● **Task brief**
From the records, pick out and copy each line containing "color".

Items from a dataset
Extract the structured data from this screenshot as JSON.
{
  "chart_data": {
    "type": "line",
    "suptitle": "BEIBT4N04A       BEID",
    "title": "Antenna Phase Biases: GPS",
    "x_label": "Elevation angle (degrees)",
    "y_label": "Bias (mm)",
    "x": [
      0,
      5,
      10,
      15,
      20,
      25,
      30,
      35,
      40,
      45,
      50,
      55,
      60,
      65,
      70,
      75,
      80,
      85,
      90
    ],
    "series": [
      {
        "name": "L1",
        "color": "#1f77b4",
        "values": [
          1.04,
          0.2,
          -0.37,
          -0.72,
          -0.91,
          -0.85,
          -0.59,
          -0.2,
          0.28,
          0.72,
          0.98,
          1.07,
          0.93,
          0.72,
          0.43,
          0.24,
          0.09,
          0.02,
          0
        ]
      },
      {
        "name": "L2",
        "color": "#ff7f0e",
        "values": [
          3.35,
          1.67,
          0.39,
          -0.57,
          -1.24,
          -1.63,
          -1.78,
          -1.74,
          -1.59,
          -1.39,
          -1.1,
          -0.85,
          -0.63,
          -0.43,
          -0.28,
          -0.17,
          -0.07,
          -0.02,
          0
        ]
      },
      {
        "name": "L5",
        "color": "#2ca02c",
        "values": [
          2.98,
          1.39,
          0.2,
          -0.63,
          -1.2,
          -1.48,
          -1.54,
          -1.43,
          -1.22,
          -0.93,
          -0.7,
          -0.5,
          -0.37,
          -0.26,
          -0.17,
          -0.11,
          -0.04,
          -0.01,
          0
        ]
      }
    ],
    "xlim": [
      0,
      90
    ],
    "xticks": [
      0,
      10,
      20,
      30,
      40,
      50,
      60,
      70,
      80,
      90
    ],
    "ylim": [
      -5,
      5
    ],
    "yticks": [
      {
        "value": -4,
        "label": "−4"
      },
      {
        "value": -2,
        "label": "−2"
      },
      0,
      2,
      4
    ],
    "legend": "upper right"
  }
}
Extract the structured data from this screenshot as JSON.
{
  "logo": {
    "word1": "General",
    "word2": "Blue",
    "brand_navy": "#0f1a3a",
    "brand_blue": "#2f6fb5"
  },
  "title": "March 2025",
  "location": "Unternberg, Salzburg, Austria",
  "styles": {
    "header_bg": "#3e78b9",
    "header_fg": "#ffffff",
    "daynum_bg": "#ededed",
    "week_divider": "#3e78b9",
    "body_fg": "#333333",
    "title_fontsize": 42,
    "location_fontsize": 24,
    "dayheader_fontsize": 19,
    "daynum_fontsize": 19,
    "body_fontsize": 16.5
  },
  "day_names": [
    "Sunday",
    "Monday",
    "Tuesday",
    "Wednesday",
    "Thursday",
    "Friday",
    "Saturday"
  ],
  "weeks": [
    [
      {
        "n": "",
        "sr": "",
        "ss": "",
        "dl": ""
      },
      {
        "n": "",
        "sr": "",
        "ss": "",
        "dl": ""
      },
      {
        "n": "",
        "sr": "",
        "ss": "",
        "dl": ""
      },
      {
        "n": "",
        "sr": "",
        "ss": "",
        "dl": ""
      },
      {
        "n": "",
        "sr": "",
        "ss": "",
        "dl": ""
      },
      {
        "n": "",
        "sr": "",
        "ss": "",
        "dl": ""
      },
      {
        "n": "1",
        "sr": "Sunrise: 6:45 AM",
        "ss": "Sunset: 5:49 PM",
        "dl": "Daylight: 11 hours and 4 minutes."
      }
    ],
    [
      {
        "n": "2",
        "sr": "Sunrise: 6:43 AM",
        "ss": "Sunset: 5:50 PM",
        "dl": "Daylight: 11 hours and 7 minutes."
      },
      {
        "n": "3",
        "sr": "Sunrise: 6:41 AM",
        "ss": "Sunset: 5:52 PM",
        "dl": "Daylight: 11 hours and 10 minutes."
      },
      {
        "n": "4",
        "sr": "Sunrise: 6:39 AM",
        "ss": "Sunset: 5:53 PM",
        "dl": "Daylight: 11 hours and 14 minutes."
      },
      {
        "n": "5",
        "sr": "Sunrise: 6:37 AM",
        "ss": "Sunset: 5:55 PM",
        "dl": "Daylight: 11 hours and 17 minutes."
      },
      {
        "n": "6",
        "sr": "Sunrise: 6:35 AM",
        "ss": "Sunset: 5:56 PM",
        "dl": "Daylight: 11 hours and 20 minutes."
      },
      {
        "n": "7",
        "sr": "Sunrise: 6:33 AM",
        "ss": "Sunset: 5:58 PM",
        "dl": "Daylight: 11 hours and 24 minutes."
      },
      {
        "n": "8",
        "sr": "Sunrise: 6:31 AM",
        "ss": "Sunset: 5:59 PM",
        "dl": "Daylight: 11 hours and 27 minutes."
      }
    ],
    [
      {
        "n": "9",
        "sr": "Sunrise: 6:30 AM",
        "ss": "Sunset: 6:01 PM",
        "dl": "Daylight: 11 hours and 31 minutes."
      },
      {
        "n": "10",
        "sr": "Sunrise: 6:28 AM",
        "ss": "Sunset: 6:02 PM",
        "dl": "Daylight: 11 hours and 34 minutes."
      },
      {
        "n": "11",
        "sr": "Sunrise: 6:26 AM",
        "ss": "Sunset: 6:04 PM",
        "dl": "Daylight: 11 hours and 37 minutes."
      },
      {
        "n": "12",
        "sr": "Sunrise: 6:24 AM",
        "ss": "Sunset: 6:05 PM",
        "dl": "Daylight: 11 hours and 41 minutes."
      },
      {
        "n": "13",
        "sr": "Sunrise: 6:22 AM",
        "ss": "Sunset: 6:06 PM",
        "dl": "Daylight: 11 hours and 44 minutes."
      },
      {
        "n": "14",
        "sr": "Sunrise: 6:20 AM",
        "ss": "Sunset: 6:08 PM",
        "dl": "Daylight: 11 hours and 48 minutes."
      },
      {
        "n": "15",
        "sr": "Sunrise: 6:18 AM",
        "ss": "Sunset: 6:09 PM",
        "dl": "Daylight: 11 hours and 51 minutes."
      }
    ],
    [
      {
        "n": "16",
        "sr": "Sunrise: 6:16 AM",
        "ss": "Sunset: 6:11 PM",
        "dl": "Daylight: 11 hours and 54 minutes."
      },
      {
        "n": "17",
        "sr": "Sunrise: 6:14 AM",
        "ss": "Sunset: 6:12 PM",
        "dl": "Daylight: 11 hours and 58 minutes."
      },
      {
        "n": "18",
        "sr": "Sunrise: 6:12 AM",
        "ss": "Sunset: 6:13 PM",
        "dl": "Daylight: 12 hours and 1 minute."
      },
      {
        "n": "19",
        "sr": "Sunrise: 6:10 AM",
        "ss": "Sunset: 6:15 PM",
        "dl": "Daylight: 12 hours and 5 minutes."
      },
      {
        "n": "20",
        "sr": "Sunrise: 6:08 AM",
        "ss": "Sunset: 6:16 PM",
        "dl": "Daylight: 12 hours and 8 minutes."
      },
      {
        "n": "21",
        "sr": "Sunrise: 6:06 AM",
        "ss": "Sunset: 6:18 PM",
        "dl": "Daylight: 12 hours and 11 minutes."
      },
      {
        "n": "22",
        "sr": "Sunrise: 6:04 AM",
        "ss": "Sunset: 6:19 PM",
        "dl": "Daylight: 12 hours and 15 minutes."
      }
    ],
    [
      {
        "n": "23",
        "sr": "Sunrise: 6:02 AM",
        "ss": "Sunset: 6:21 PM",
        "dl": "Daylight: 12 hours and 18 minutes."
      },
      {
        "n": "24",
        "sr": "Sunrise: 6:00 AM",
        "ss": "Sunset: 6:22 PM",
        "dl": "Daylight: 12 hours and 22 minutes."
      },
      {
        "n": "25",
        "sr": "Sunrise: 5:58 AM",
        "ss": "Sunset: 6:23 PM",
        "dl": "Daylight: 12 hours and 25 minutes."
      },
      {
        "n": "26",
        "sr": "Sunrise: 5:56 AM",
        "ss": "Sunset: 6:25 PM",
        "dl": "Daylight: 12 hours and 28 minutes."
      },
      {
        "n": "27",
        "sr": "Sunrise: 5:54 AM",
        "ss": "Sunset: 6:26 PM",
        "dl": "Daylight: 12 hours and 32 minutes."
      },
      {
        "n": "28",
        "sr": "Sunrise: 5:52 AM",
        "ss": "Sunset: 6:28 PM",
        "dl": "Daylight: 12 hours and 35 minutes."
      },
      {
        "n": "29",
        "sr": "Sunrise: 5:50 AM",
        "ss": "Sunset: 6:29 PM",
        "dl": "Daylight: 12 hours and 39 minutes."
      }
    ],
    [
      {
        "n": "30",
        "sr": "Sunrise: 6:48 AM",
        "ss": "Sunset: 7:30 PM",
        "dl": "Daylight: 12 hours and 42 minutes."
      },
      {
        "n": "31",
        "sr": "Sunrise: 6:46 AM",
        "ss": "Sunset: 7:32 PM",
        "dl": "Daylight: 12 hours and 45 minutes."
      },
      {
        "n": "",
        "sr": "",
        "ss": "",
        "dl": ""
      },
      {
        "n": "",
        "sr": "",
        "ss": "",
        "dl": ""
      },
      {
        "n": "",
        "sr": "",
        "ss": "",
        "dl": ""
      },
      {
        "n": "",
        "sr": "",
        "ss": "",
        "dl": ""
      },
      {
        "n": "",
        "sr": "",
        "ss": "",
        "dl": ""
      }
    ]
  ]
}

● **Full output**
        "color": "#1f77b4",
        "color": "#ff7f0e",
        "color": "#2ca02c",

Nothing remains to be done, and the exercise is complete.